AIM OF THE TASK:
In the listing below, find every line with the string "objective" and pull it out.

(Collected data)
== == ==
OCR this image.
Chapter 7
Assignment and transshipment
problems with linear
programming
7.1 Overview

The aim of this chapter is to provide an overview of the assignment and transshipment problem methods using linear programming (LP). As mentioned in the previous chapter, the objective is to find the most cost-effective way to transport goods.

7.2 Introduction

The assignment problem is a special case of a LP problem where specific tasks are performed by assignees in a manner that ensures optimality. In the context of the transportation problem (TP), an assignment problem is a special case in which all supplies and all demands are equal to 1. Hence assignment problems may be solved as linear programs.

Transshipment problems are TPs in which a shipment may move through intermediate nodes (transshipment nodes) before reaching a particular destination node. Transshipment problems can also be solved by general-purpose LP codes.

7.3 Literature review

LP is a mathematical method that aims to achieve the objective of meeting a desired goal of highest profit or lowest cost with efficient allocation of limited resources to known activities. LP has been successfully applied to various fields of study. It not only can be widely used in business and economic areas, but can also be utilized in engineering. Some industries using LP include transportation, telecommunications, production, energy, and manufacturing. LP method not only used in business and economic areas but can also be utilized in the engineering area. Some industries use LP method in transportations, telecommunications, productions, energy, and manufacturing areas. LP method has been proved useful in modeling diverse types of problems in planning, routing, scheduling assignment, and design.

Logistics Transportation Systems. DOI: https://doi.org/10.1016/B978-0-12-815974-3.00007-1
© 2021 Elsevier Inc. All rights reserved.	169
== == ==
OUTPUT FOR THIS EXERCISE:
The aim of this chapter is to provide an overview of the assignment and transshipment problem methods using linear programming (LP). As mentioned in the previous chapter, the objective is to find the most cost-effective way to transport goods.
LP is a mathematical method that aims to achieve the objective of meeting a desired goal of highest profit or lowest cost with efficient allocation of limited resources to known activities. LP has been successfully applied to various fields of study. It not only can be widely used in business and economic areas, but can also be utilized in engineering. Some industries using LP include transportation, telecommunications, production, energy, and manufacturing. LP method not only used in business and economic areas but can also be utilized in the engineering area. Some industries use LP method in transportations, telecommunications, productions, energy, and manufacturing areas. LP method has been proved useful in modeling diverse types of problems in planning, routing, scheduling assignment, and design.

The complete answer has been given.